Dataset excerpts>

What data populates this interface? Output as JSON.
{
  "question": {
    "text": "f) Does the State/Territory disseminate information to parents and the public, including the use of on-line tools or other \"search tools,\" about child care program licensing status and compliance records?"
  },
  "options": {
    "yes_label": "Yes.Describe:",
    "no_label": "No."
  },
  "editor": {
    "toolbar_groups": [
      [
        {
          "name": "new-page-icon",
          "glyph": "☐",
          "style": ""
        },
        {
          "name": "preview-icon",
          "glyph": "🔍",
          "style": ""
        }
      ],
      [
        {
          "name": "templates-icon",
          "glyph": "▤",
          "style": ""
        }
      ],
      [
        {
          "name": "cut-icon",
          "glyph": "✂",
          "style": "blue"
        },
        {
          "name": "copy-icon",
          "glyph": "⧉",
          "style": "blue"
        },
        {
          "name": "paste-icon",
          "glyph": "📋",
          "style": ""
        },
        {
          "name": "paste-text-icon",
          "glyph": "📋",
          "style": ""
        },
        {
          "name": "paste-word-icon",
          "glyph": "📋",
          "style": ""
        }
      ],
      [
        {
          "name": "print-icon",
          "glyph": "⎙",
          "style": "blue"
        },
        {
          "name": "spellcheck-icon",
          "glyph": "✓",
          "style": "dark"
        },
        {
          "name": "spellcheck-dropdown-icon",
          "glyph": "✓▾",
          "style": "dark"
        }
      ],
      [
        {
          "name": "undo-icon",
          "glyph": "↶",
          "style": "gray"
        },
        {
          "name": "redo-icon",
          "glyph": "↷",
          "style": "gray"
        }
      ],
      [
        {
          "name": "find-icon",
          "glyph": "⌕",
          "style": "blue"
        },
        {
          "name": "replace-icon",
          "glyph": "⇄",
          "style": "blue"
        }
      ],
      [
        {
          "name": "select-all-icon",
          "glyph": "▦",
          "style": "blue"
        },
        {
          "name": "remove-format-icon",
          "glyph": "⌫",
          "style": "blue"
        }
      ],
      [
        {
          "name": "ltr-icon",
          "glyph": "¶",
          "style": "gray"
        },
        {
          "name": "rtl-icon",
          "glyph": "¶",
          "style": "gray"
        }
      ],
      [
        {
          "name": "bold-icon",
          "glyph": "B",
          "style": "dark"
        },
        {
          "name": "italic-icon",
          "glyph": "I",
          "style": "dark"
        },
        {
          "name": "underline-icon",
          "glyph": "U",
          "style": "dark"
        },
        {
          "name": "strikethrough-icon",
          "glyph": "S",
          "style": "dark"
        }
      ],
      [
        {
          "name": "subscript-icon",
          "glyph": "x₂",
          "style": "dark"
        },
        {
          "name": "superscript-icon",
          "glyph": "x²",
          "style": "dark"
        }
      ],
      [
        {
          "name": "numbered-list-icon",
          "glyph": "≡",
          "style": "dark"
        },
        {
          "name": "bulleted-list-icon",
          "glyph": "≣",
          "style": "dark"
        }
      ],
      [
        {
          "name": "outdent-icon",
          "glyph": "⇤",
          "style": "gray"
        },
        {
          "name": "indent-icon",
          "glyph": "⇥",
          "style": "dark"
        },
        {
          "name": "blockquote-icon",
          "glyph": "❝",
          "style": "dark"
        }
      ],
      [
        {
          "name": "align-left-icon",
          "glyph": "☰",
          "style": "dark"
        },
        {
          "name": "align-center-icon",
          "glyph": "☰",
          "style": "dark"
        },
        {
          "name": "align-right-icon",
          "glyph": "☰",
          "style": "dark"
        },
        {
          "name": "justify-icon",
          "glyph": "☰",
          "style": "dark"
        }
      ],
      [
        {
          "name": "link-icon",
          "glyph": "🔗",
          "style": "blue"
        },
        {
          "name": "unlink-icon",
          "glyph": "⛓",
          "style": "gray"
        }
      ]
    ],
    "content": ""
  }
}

Task instructions>
Write out the records shown above, exactly as they appear.

Solution>
What data populates this interface? Output as JSON.
{
  "question": {
    "text": "f) Does the State/Territory disseminate information to parents and the public, including the use of on-line tools or other \"search tools,\" about child care program licensing status and compliance records?"
  },
  "options": {
    "yes_label": "Yes.Describe:",
    "no_label": "No."
  },
  "editor": {
    "toolbar_groups": [
      [
        {
          "name": "new-page-icon",
          "glyph": "☐",
          "style": ""
        },
        {
          "name": "preview-icon",
          "glyph": "🔍",
          "style": ""
        }
      ],
      [
        {
          "name": "templates-icon",
          "glyph": "▤",
          "style": ""
        }
      ],
      [
        {
          "name": "cut-icon",
          "glyph": "✂",
          "style": "blue"
        },
        {
          "name": "copy-icon",
          "glyph": "⧉",
          "style": "blue"
        },
        {
          "name": "paste-icon",
          "glyph": "📋",
          "style": ""
        },
        {
          "name": "paste-text-icon",
          "glyph": "📋",
          "style": ""
        },
        {
          "name": "paste-word-icon",
          "glyph": "📋",
          "style": ""
        }
      ],
      [
        {
          "name": "print-icon",
          "glyph": "⎙",
          "style": "blue"
        },
        {
          "name": "spellcheck-icon",
          "glyph": "✓",
          "style": "dark"
        },
        {
          "name": "spellcheck-dropdown-icon",
          "glyph": "✓▾",
          "style": "dark"
        }
      ],
      [
        {
          "name": "undo-icon",
          "glyph": "↶",
          "style": "gray"
        },
        {
          "name": "redo-icon",
          "glyph": "↷",
          "style": "gray"
        }
      ],
      [
        {
          "name": "find-icon",
          "glyph": "⌕",
          "style": "blue"
        },
        {
          "name": "replace-icon",
          "glyph": "⇄",
          "style": "blue"
        }
      ],
      [
        {
          "name": "select-all-icon",
          "glyph": "▦",
          "style": "blue"
        },
        {
          "name": "remove-format-icon",
          "glyph": "⌫",
          "style": "blue"
        }
      ],
      [
        {
          "name": "ltr-icon",
          "glyph": "¶",
          "style": "gray"
        },
        {
          "name": "rtl-icon",
          "glyph": "¶",
          "style": "gray"
        }
      ],
      [
        {
          "name": "bold-icon",
          "glyph": "B",
          "style": "dark"
        },
        {
          "name": "italic-icon",
          "glyph": "I",
          "style": "dark"
        },
        {
          "name": "underline-icon",
          "glyph": "U",
          "style": "dark"
        },
        {
          "name": "strikethrough-icon",
          "glyph": "S",
          "style": "dark"
        }
      ],
      [
        {
          "name": "subscript-icon",
          "glyph": "x₂",
          "style": "dark"
        },
        {
          "name": "superscript-icon",
          "glyph": "x²",
          "style": "dark"
        }
      ],
      [
        {
          "name": "numbered-list-icon",
          "glyph": "≡",
          "style": "dark"
        },
        {
          "name": "bulleted-list-icon",
          "glyph": "≣",
          "style": "dark"
        }
      ],
      [
        {
          "name": "outdent-icon",
          "glyph": "⇤",
          "style": "gray"
        },
        {
          "name": "indent-icon",
          "glyph": "⇥",
          "style": "dark"
        },
        {
          "name": "blockquote-icon",
          "glyph": "❝",
          "style": "dark"
        }
      ],
      [
        {
          "name": "align-left-icon",
          "glyph": "☰",
          "style": "dark"
        },
        {
          "name": "align-center-icon",
          "glyph": "☰",
          "style": "dark"
        },
        {
          "name": "align-right-icon",
          "glyph": "☰",
          "style": "dark"
        },
        {
          "name": "justify-icon",
          "glyph": "☰",
          "style": "dark"
        }
      ],
      [
        {
          "name": "link-icon",
          "glyph": "🔗",
          "style": "blue"
        },
        {
          "name": "unlink-icon",
          "glyph": "⛓",
          "style": "gray"
        }
      ]
    ],
    "content": ""
  }
}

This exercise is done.